Copy the data below exactly, omitting any picture it contains.

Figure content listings
<<<<
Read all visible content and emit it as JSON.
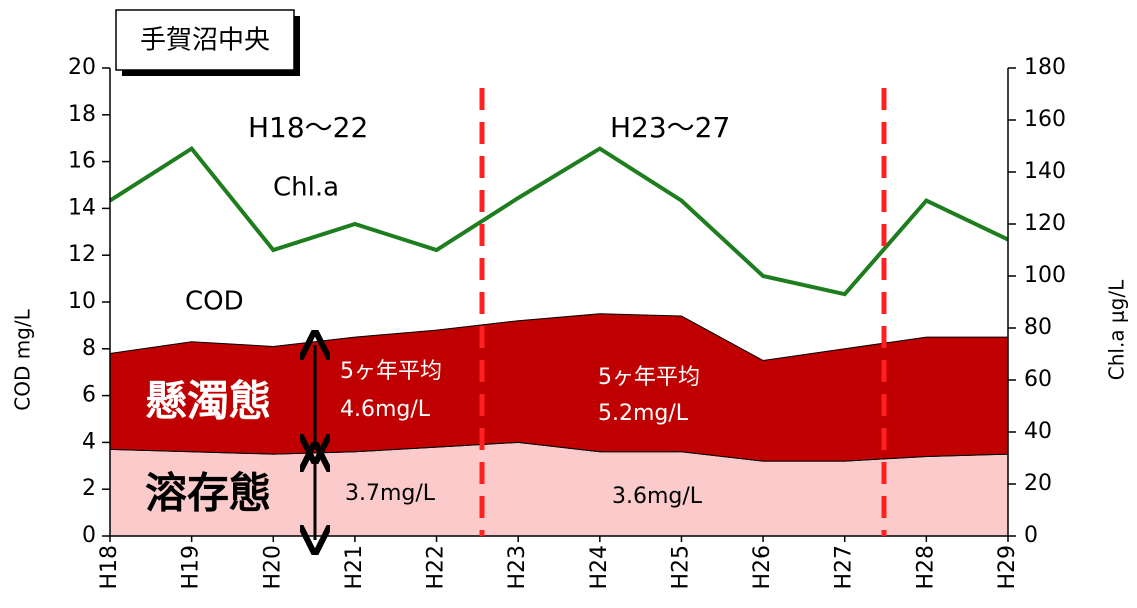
{
  "chart_data": {
    "type": "stacked-area-line",
    "title": "手賀沼中央",
    "categories": [
      "H18",
      "H19",
      "H20",
      "H21",
      "H22",
      "H23",
      "H24",
      "H25",
      "H26",
      "H27",
      "H28",
      "H29"
    ],
    "series": [
      {
        "name": "溶存態",
        "color": "#fbcaca",
        "values": [
          3.7,
          3.6,
          3.5,
          3.6,
          3.8,
          4.0,
          3.6,
          3.6,
          3.2,
          3.2,
          3.4,
          3.5
        ]
      },
      {
        "name": "懸濁態",
        "color": "#c00000",
        "values": [
          4.1,
          4.7,
          4.6,
          4.9,
          5.0,
          5.2,
          5.9,
          5.8,
          4.3,
          4.8,
          5.1,
          5.0
        ]
      },
      {
        "name": "Chl.a",
        "color": "#1e7d1e",
        "axis": "y2",
        "values": [
          129,
          149,
          110,
          120,
          110,
          130,
          149,
          129,
          100,
          93,
          129,
          114
        ]
      }
    ],
    "ylabel": "COD mg/L",
    "y2label": "Chl.a μg/L",
    "ylim": [
      0,
      20
    ],
    "yticks": [
      0,
      2,
      4,
      6,
      8,
      10,
      12,
      14,
      16,
      18,
      20
    ],
    "y2lim": [
      0,
      180
    ],
    "y2ticks": [
      0,
      20,
      40,
      60,
      80,
      100,
      120,
      140,
      160,
      180
    ],
    "annotations": [
      "H18～22",
      "H23～27",
      "COD",
      "5ヶ年平均",
      "4.6mg/L",
      "5ヶ年平均",
      "5.2mg/L",
      "3.7mg/L",
      "3.6mg/L"
    ]
  }
}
>>>>
Response to this task:
Read all visible content and emit it as JSON.
{
  "chart_data": {
    "type": "stacked-area-line",
    "title": "手賀沼中央",
    "categories": [
      "H18",
      "H19",
      "H20",
      "H21",
      "H22",
      "H23",
      "H24",
      "H25",
      "H26",
      "H27",
      "H28",
      "H29"
    ],
    "series": [
      {
        "name": "溶存態",
        "color": "#fbcaca",
        "values": [
          3.7,
          3.6,
          3.5,
          3.6,
          3.8,
          4.0,
          3.6,
          3.6,
          3.2,
          3.2,
          3.4,
          3.5
        ]
      },
      {
        "name": "懸濁態",
        "color": "#c00000",
        "values": [
          4.1,
          4.7,
          4.6,
          4.9,
          5.0,
          5.2,
          5.9,
          5.8,
          4.3,
          4.8,
          5.1,
          5.0
        ]
      },
      {
        "name": "Chl.a",
        "color": "#1e7d1e",
        "axis": "y2",
        "values": [
          129,
          149,
          110,
          120,
          110,
          130,
          149,
          129,
          100,
          93,
          129,
          114
        ]
      }
    ],
    "ylabel": "COD mg/L",
    "y2label": "Chl.a μg/L",
    "ylim": [
      0,
      20
    ],
    "yticks": [
      0,
      2,
      4,
      6,
      8,
      10,
      12,
      14,
      16,
      18,
      20
    ],
    "y2lim": [
      0,
      180
    ],
    "y2ticks": [
      0,
      20,
      40,
      60,
      80,
      100,
      120,
      140,
      160,
      180
    ],
    "annotations": [
      "H18～22",
      "H23～27",
      "COD",
      "5ヶ年平均",
      "4.6mg/L",
      "5ヶ年平均",
      "5.2mg/L",
      "3.7mg/L",
      "3.6mg/L"
    ]
  }
}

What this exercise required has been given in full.